> [Brief] In the listing below, locate the lines that hold "marker" and copy them.

Stored items:
# # #
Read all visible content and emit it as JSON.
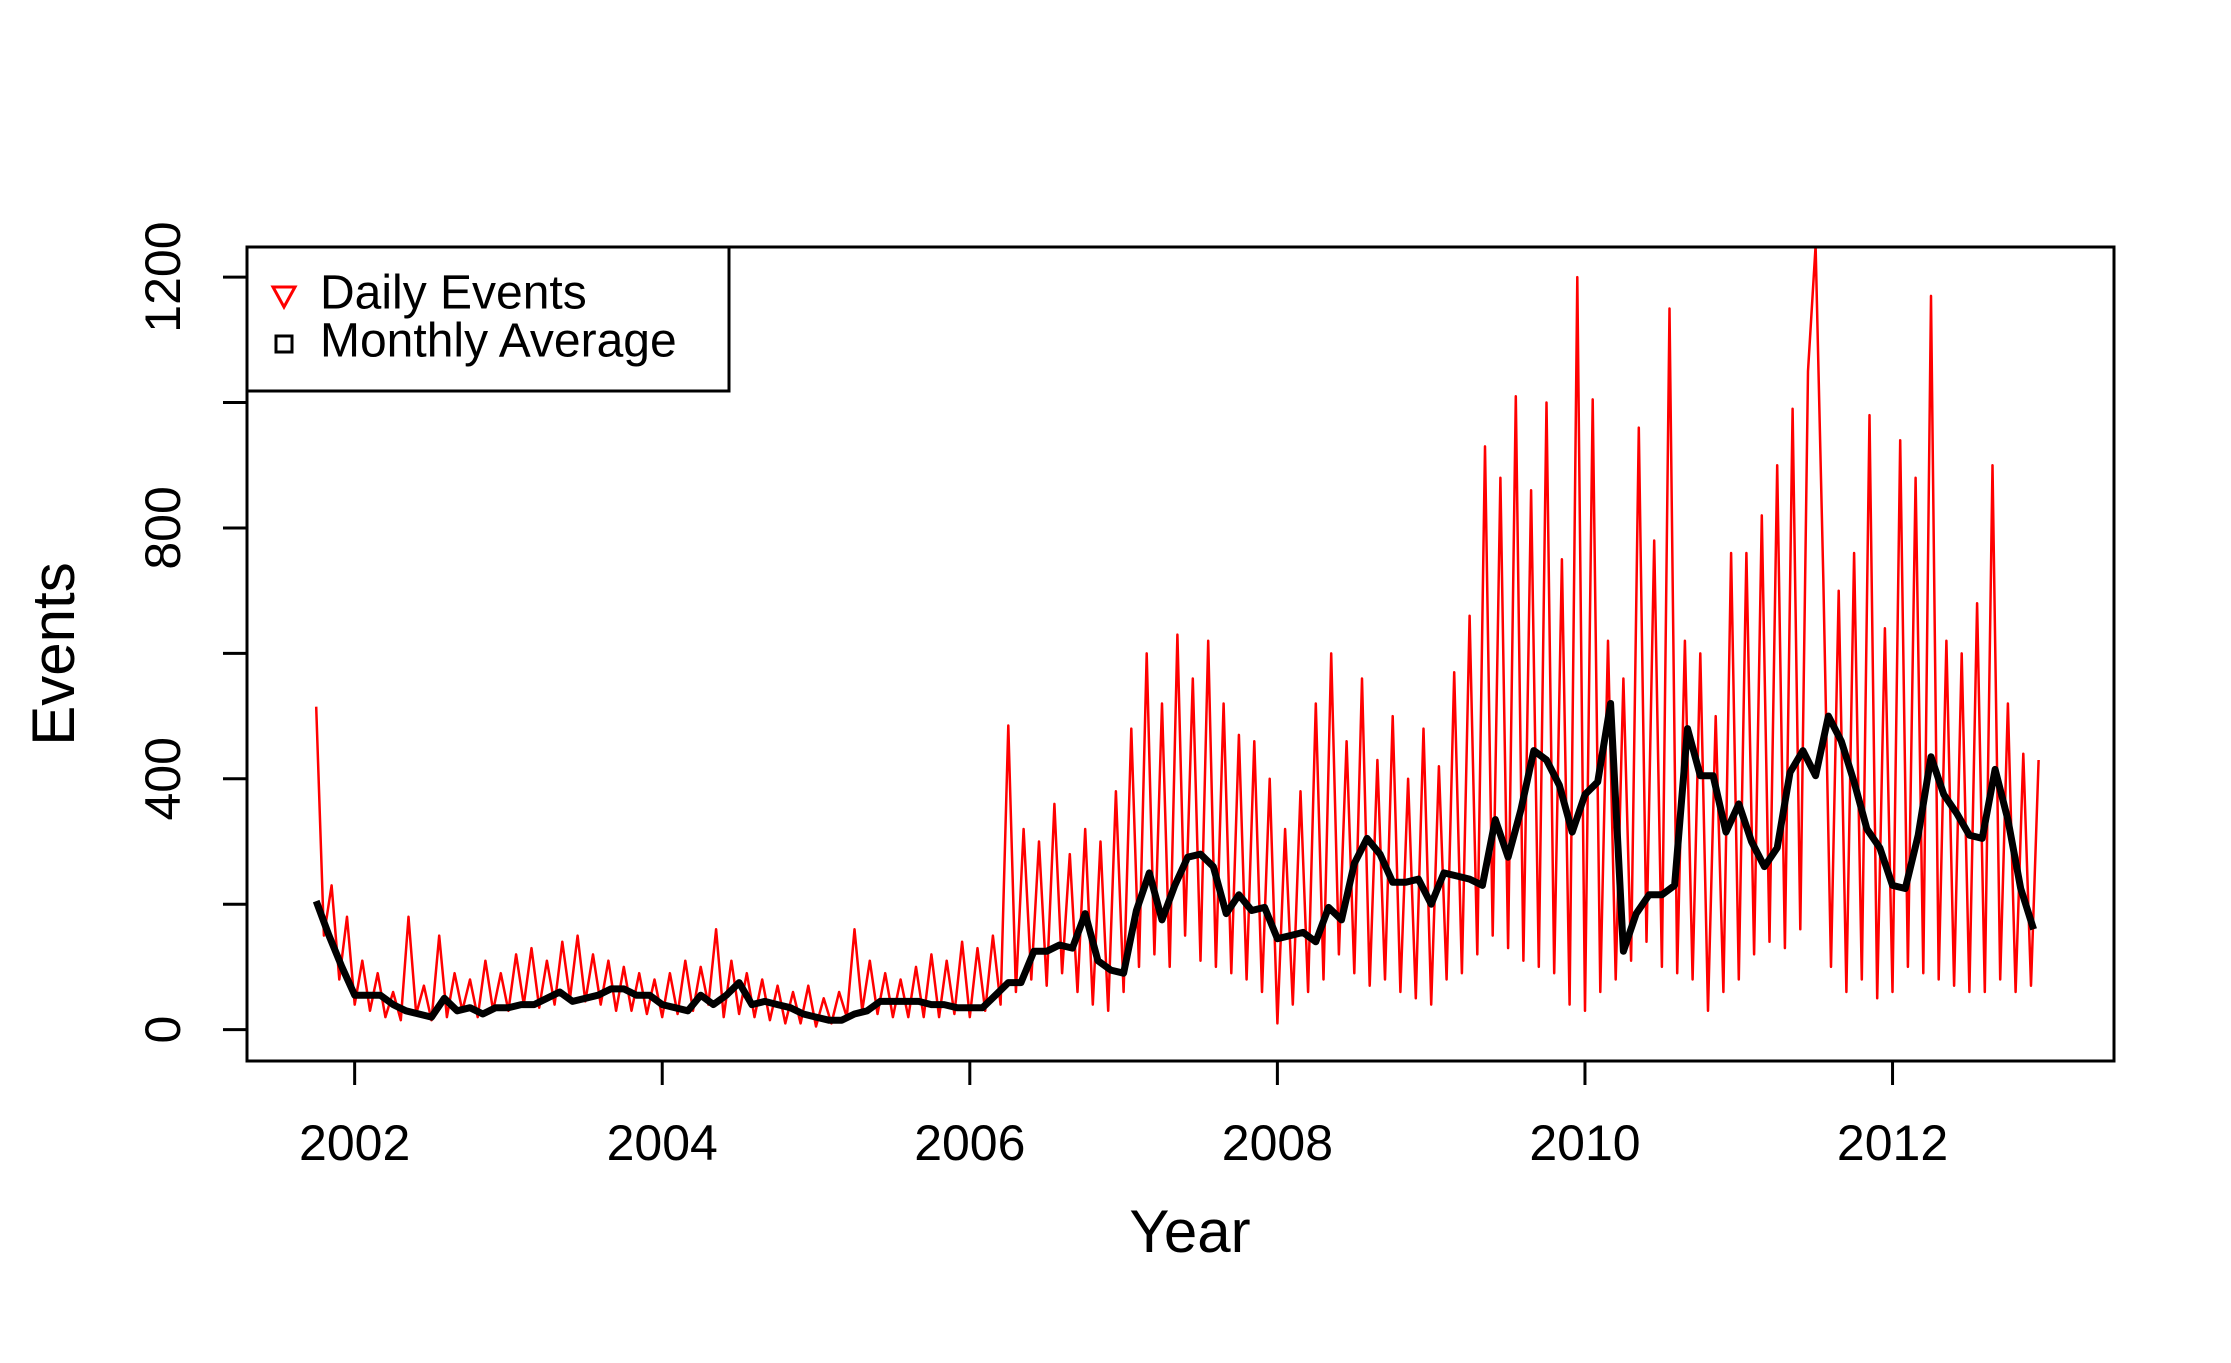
{
  "chart_data": {
    "type": "line",
    "x_label": "Year",
    "y_label": "Events",
    "xlim": [
      2001.3,
      2013.44
    ],
    "ylim": [
      -50,
      1248
    ],
    "xticks": [
      2002,
      2004,
      2006,
      2008,
      2010,
      2012
    ],
    "yticks": [
      0,
      400,
      800,
      1200
    ],
    "yminor_ticks": [
      200,
      600,
      1000
    ],
    "legend": "top-left",
    "series": [
      {
        "name": "Daily Events",
        "color": "#ff0000",
        "marker": "triangle-down",
        "x": [
          2001.75,
          2001.8,
          2001.85,
          2001.9,
          2001.95,
          2002.0,
          2002.05,
          2002.1,
          2002.15,
          2002.2,
          2002.25,
          2002.3,
          2002.35,
          2002.4,
          2002.45,
          2002.5,
          2002.55,
          2002.6,
          2002.65,
          2002.7,
          2002.75,
          2002.8,
          2002.85,
          2002.9,
          2002.95,
          2003.0,
          2003.05,
          2003.1,
          2003.15,
          2003.2,
          2003.25,
          2003.3,
          2003.35,
          2003.4,
          2003.45,
          2003.5,
          2003.55,
          2003.6,
          2003.65,
          2003.7,
          2003.75,
          2003.8,
          2003.85,
          2003.9,
          2003.95,
          2004.0,
          2004.05,
          2004.1,
          2004.15,
          2004.2,
          2004.25,
          2004.3,
          2004.35,
          2004.4,
          2004.45,
          2004.5,
          2004.55,
          2004.6,
          2004.65,
          2004.7,
          2004.75,
          2004.8,
          2004.85,
          2004.9,
          2004.95,
          2005.0,
          2005.05,
          2005.1,
          2005.15,
          2005.2,
          2005.25,
          2005.3,
          2005.35,
          2005.4,
          2005.45,
          2005.5,
          2005.55,
          2005.6,
          2005.65,
          2005.7,
          2005.75,
          2005.8,
          2005.85,
          2005.9,
          2005.95,
          2006.0,
          2006.05,
          2006.1,
          2006.15,
          2006.2,
          2006.25,
          2006.3,
          2006.35,
          2006.4,
          2006.45,
          2006.5,
          2006.55,
          2006.6,
          2006.65,
          2006.7,
          2006.75,
          2006.8,
          2006.85,
          2006.9,
          2006.95,
          2007.0,
          2007.05,
          2007.1,
          2007.15,
          2007.2,
          2007.25,
          2007.3,
          2007.35,
          2007.4,
          2007.45,
          2007.5,
          2007.55,
          2007.6,
          2007.65,
          2007.7,
          2007.75,
          2007.8,
          2007.85,
          2007.9,
          2007.95,
          2008.0,
          2008.05,
          2008.1,
          2008.15,
          2008.2,
          2008.25,
          2008.3,
          2008.35,
          2008.4,
          2008.45,
          2008.5,
          2008.55,
          2008.6,
          2008.65,
          2008.7,
          2008.75,
          2008.8,
          2008.85,
          2008.9,
          2008.95,
          2009.0,
          2009.05,
          2009.1,
          2009.15,
          2009.2,
          2009.25,
          2009.3,
          2009.35,
          2009.4,
          2009.45,
          2009.5,
          2009.55,
          2009.6,
          2009.65,
          2009.7,
          2009.75,
          2009.8,
          2009.85,
          2009.9,
          2009.95,
          2010.0,
          2010.05,
          2010.1,
          2010.15,
          2010.2,
          2010.25,
          2010.3,
          2010.35,
          2010.4,
          2010.45,
          2010.5,
          2010.55,
          2010.6,
          2010.65,
          2010.7,
          2010.75,
          2010.8,
          2010.85,
          2010.9,
          2010.95,
          2011.0,
          2011.05,
          2011.1,
          2011.15,
          2011.2,
          2011.25,
          2011.3,
          2011.35,
          2011.4,
          2011.45,
          2011.5,
          2011.55,
          2011.6,
          2011.65,
          2011.7,
          2011.75,
          2011.8,
          2011.85,
          2011.9,
          2011.95,
          2012.0,
          2012.05,
          2012.1,
          2012.15,
          2012.2,
          2012.25,
          2012.3,
          2012.35,
          2012.4,
          2012.45,
          2012.5,
          2012.55,
          2012.6,
          2012.65,
          2012.7,
          2012.75,
          2012.8,
          2012.85,
          2012.9,
          2012.95
        ],
        "values": [
          515,
          150,
          230,
          80,
          180,
          40,
          110,
          30,
          90,
          20,
          60,
          15,
          180,
          25,
          70,
          15,
          150,
          20,
          90,
          30,
          80,
          20,
          110,
          30,
          90,
          30,
          120,
          40,
          130,
          35,
          110,
          40,
          140,
          50,
          150,
          45,
          120,
          40,
          110,
          30,
          100,
          30,
          90,
          25,
          80,
          20,
          90,
          25,
          110,
          30,
          100,
          40,
          160,
          20,
          110,
          25,
          90,
          20,
          80,
          15,
          70,
          10,
          60,
          10,
          70,
          5,
          50,
          10,
          60,
          20,
          160,
          30,
          110,
          25,
          90,
          20,
          80,
          20,
          100,
          20,
          120,
          20,
          110,
          25,
          140,
          20,
          130,
          30,
          150,
          40,
          485,
          60,
          320,
          80,
          300,
          70,
          360,
          90,
          280,
          60,
          320,
          40,
          300,
          30,
          380,
          60,
          480,
          100,
          600,
          120,
          520,
          100,
          630,
          150,
          560,
          110,
          620,
          100,
          520,
          90,
          470,
          80,
          460,
          60,
          400,
          10,
          320,
          40,
          380,
          60,
          520,
          80,
          600,
          120,
          460,
          90,
          560,
          70,
          430,
          80,
          500,
          60,
          400,
          50,
          480,
          40,
          420,
          80,
          570,
          90,
          660,
          120,
          930,
          150,
          880,
          130,
          1010,
          110,
          860,
          100,
          1000,
          90,
          750,
          40,
          1200,
          30,
          1005,
          60,
          620,
          80,
          560,
          110,
          960,
          140,
          780,
          100,
          1150,
          90,
          620,
          80,
          600,
          30,
          500,
          60,
          760,
          80,
          760,
          120,
          820,
          140,
          900,
          130,
          990,
          160,
          1050,
          1250,
          720,
          100,
          700,
          60,
          760,
          80,
          980,
          50,
          640,
          60,
          940,
          100,
          880,
          90,
          1170,
          80,
          620,
          70,
          600,
          60,
          680,
          60,
          900,
          80,
          520,
          60,
          440,
          70,
          430
        ]
      },
      {
        "name": "Monthly Average",
        "color": "#000000",
        "marker": "square",
        "x": [
          2001.75,
          2001.833,
          2001.917,
          2002.0,
          2002.083,
          2002.167,
          2002.25,
          2002.333,
          2002.417,
          2002.5,
          2002.583,
          2002.667,
          2002.75,
          2002.833,
          2002.917,
          2003.0,
          2003.083,
          2003.167,
          2003.25,
          2003.333,
          2003.417,
          2003.5,
          2003.583,
          2003.667,
          2003.75,
          2003.833,
          2003.917,
          2004.0,
          2004.083,
          2004.167,
          2004.25,
          2004.333,
          2004.417,
          2004.5,
          2004.583,
          2004.667,
          2004.75,
          2004.833,
          2004.917,
          2005.0,
          2005.083,
          2005.167,
          2005.25,
          2005.333,
          2005.417,
          2005.5,
          2005.583,
          2005.667,
          2005.75,
          2005.833,
          2005.917,
          2006.0,
          2006.083,
          2006.167,
          2006.25,
          2006.333,
          2006.417,
          2006.5,
          2006.583,
          2006.667,
          2006.75,
          2006.833,
          2006.917,
          2007.0,
          2007.083,
          2007.167,
          2007.25,
          2007.333,
          2007.417,
          2007.5,
          2007.583,
          2007.667,
          2007.75,
          2007.833,
          2007.917,
          2008.0,
          2008.083,
          2008.167,
          2008.25,
          2008.333,
          2008.417,
          2008.5,
          2008.583,
          2008.667,
          2008.75,
          2008.833,
          2008.917,
          2009.0,
          2009.083,
          2009.167,
          2009.25,
          2009.333,
          2009.417,
          2009.5,
          2009.583,
          2009.667,
          2009.75,
          2009.833,
          2009.917,
          2010.0,
          2010.083,
          2010.167,
          2010.25,
          2010.333,
          2010.417,
          2010.5,
          2010.583,
          2010.667,
          2010.75,
          2010.833,
          2010.917,
          2011.0,
          2011.083,
          2011.167,
          2011.25,
          2011.333,
          2011.417,
          2011.5,
          2011.583,
          2011.667,
          2011.75,
          2011.833,
          2011.917,
          2012.0,
          2012.083,
          2012.167,
          2012.25,
          2012.333,
          2012.417,
          2012.5,
          2012.583,
          2012.667,
          2012.75,
          2012.833,
          2012.917
        ],
        "values": [
          205,
          150,
          100,
          55,
          55,
          55,
          40,
          30,
          25,
          20,
          50,
          30,
          35,
          25,
          35,
          35,
          40,
          40,
          50,
          60,
          45,
          50,
          55,
          65,
          65,
          55,
          55,
          40,
          35,
          30,
          55,
          40,
          55,
          75,
          40,
          45,
          40,
          35,
          25,
          20,
          15,
          15,
          25,
          30,
          45,
          45,
          45,
          45,
          40,
          40,
          35,
          35,
          35,
          55,
          75,
          75,
          125,
          125,
          135,
          130,
          185,
          110,
          95,
          90,
          190,
          250,
          175,
          230,
          275,
          280,
          260,
          185,
          215,
          190,
          195,
          145,
          150,
          155,
          140,
          195,
          175,
          265,
          305,
          280,
          235,
          235,
          240,
          200,
          250,
          245,
          240,
          230,
          335,
          275,
          350,
          445,
          430,
          390,
          315,
          375,
          395,
          520,
          125,
          185,
          215,
          215,
          230,
          480,
          405,
          405,
          315,
          360,
          300,
          260,
          290,
          410,
          445,
          405,
          500,
          460,
          395,
          320,
          290,
          230,
          225,
          310,
          435,
          375,
          345,
          310,
          305,
          415,
          335,
          225,
          160
        ]
      }
    ]
  }
}
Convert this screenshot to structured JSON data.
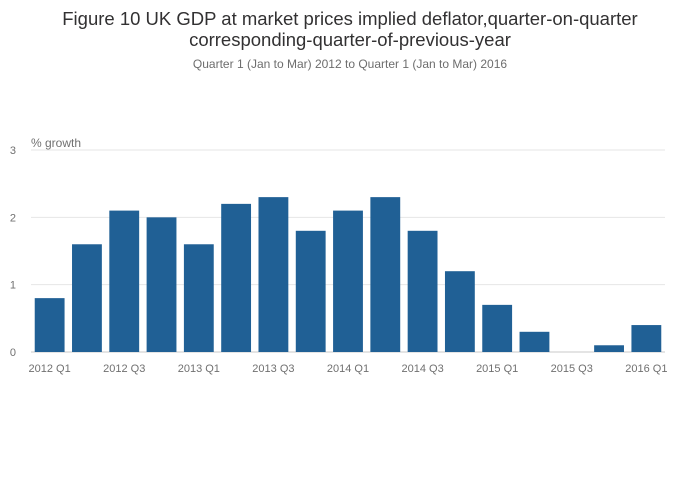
{
  "chart_data": {
    "type": "bar",
    "title_line1": "Figure 10 UK GDP at market prices implied deflator,quarter-on-quarter",
    "title_line2": "corresponding-quarter-of-previous-year",
    "subtitle": "Quarter 1 (Jan to Mar) 2012 to Quarter 1 (Jan to Mar) 2016",
    "ylabel": "% growth",
    "xlabel": "",
    "ylim": [
      0,
      3
    ],
    "yticks": [
      0,
      1,
      2,
      3
    ],
    "categories": [
      "2012 Q1",
      "2012 Q2",
      "2012 Q3",
      "2012 Q4",
      "2013 Q1",
      "2013 Q2",
      "2013 Q3",
      "2013 Q4",
      "2014 Q1",
      "2014 Q2",
      "2014 Q3",
      "2014 Q4",
      "2015 Q1",
      "2015 Q2",
      "2015 Q3",
      "2015 Q4",
      "2016 Q1"
    ],
    "xtick_labels": [
      "2012 Q1",
      "2012 Q3",
      "2013 Q1",
      "2013 Q3",
      "2014 Q1",
      "2014 Q3",
      "2015 Q1",
      "2015 Q3",
      "2016 Q1"
    ],
    "values": [
      0.8,
      1.6,
      2.1,
      2.0,
      1.6,
      2.2,
      2.3,
      1.8,
      2.1,
      2.3,
      1.8,
      1.2,
      0.7,
      0.3,
      0.0,
      0.1,
      0.4
    ],
    "bar_color": "#206095",
    "grid": true
  }
}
# # #
> [Result for this exercise]
        "marker": "triangle-down",
        "marker": "square",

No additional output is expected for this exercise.